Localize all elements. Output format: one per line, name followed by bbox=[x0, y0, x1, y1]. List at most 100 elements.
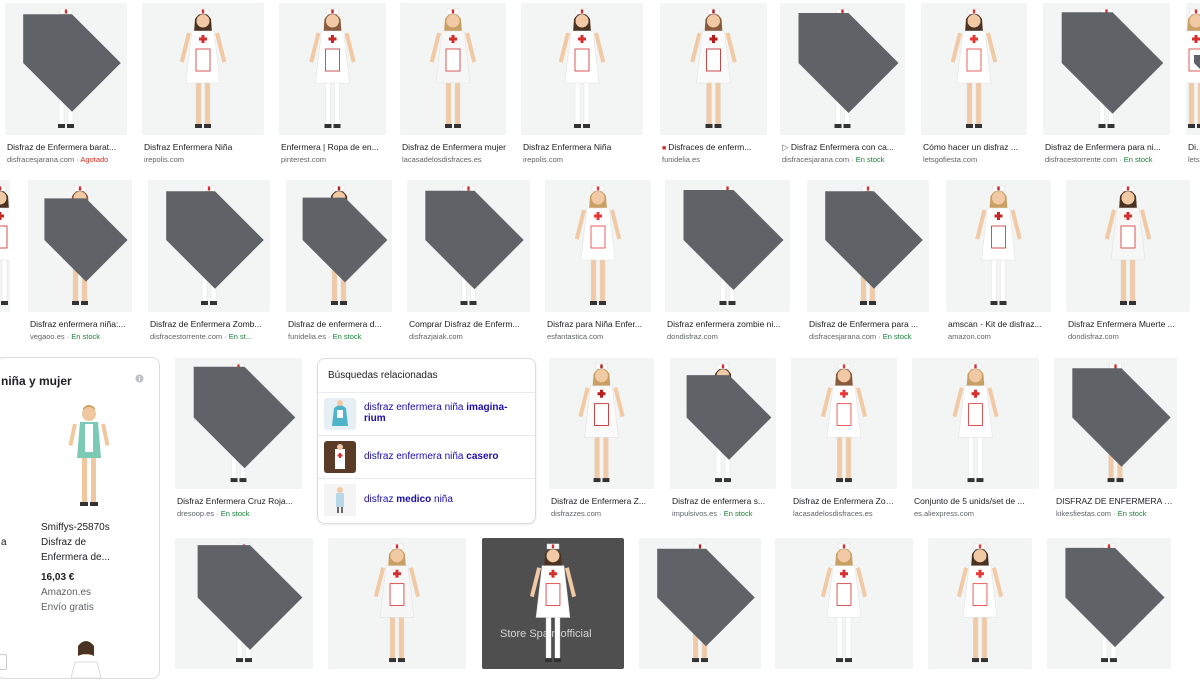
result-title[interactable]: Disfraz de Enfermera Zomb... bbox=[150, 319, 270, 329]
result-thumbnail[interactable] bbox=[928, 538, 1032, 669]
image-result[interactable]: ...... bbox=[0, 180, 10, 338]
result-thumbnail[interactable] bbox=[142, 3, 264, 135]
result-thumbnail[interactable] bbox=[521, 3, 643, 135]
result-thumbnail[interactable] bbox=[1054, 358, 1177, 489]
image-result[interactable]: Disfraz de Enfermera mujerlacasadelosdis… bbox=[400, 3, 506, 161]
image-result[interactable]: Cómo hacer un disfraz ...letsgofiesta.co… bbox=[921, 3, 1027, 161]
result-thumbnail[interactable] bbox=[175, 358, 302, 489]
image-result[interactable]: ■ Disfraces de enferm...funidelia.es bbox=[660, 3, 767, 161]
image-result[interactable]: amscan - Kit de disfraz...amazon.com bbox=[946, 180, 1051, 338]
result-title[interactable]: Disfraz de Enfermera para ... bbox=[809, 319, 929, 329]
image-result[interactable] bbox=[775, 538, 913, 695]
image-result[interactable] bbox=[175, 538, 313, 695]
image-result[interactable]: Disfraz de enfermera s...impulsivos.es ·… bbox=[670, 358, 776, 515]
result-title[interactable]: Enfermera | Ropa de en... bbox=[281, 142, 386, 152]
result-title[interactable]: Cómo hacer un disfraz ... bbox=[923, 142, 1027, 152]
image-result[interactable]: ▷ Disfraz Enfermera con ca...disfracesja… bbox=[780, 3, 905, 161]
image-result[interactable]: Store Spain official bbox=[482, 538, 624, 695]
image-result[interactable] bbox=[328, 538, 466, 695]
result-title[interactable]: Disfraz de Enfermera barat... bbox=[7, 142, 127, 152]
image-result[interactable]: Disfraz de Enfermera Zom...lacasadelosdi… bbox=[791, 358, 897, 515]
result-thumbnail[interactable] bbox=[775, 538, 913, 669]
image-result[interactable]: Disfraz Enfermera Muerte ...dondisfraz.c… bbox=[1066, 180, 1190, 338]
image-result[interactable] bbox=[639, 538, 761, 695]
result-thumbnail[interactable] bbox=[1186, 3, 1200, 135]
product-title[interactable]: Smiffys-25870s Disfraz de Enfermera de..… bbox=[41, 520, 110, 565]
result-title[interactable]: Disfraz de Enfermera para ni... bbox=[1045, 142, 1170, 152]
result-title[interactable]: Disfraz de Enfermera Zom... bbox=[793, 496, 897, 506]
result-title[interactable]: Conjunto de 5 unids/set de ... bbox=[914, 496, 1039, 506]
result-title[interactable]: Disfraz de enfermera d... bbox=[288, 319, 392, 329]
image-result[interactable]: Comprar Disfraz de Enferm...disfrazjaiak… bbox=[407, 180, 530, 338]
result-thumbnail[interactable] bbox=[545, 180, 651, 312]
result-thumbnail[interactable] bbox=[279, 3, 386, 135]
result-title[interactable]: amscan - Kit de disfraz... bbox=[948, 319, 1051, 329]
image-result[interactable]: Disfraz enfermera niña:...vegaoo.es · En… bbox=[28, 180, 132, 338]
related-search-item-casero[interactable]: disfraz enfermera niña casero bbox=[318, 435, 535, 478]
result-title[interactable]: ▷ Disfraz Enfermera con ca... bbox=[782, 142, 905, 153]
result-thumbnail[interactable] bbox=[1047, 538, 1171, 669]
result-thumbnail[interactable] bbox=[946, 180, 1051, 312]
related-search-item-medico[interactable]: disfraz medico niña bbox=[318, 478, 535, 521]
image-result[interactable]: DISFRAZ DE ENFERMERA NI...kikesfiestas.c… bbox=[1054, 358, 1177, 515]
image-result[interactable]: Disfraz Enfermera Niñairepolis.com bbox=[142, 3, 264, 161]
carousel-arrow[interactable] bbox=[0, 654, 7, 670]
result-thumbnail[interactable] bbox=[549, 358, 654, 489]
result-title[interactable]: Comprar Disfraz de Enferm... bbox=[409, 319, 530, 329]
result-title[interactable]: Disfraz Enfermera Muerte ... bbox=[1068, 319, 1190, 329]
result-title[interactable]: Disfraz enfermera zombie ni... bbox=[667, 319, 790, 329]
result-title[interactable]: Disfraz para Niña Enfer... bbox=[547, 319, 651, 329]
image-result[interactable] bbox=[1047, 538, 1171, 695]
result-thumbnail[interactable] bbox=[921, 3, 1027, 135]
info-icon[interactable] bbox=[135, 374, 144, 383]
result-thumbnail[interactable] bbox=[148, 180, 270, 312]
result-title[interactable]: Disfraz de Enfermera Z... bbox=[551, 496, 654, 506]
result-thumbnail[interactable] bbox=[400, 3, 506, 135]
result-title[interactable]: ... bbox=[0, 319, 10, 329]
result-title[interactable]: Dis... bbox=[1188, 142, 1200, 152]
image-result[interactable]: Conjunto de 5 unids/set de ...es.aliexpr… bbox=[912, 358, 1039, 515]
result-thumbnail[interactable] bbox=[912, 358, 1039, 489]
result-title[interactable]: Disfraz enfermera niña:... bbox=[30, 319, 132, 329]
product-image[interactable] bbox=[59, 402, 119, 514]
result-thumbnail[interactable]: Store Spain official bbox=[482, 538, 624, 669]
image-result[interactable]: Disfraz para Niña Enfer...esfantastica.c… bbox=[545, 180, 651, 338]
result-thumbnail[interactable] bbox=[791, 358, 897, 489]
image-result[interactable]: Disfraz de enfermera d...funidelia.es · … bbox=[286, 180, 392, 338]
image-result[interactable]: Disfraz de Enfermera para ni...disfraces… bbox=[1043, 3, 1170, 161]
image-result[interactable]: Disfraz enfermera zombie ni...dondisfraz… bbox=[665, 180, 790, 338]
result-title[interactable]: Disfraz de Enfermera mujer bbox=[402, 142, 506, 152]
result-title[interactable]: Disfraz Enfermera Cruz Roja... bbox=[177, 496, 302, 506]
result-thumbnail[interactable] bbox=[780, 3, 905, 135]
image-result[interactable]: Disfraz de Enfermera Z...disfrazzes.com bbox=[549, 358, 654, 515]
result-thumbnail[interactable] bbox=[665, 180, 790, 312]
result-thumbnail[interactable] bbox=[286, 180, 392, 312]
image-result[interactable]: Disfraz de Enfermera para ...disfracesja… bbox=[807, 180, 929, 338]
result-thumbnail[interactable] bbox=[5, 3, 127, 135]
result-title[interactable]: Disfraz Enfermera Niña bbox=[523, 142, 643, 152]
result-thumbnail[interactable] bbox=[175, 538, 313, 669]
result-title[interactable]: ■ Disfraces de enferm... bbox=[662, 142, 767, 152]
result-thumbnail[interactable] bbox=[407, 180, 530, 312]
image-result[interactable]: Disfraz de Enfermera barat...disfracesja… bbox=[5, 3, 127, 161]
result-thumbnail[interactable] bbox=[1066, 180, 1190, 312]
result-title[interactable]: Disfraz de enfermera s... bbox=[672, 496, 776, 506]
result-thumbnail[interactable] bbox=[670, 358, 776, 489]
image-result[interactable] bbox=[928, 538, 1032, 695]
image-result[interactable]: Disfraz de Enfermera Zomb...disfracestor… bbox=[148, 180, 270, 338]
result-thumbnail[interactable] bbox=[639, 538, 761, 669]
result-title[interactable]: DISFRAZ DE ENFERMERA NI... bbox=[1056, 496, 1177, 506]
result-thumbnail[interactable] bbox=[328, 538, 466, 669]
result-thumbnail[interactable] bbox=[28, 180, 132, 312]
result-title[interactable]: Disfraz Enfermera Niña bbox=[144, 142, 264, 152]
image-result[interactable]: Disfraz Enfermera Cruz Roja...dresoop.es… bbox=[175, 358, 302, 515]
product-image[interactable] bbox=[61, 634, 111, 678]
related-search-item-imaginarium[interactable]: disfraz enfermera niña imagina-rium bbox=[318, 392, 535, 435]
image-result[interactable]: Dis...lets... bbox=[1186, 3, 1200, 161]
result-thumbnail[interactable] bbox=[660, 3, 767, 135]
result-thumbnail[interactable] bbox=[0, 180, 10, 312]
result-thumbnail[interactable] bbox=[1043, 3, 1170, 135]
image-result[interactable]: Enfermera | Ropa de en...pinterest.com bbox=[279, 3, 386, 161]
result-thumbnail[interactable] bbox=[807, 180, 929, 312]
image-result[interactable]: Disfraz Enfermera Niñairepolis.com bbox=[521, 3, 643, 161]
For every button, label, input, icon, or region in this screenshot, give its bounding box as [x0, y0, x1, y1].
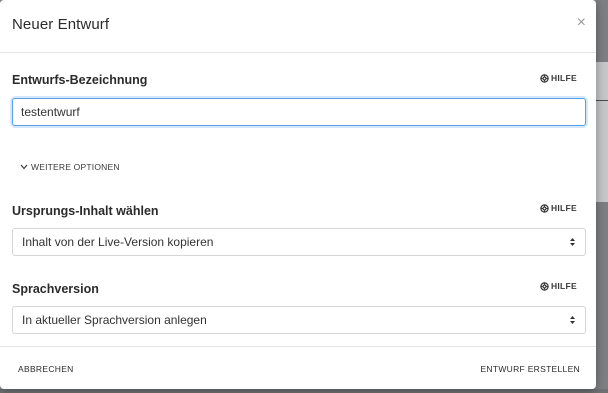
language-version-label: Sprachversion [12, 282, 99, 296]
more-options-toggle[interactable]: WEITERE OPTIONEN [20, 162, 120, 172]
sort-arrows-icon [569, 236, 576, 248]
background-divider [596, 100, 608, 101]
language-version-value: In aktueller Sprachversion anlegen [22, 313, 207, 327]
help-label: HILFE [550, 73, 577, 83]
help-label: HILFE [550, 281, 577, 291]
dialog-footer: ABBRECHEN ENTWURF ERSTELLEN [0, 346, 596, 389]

#### What the task asks:
In the data, switch "result-thumbnail" to "preview-image" from the line with "result-title[interactable]: Disfraz de Enfermera Zomb..." up to and including the line with "result-thumbnail[interactable] bbox=[1054, 358, 1177, 489]", leaving everything else unchanged. Return only those lines.

#### Result for this task:
result-title[interactable]: Disfraz de Enfermera Zomb... bbox=[150, 319, 270, 329]
preview-image[interactable] bbox=[928, 538, 1032, 669]
image-result[interactable]: ...... bbox=[0, 180, 10, 338]
preview-image[interactable] bbox=[142, 3, 264, 135]
preview-image[interactable] bbox=[521, 3, 643, 135]
preview-image[interactable] bbox=[1054, 358, 1177, 489]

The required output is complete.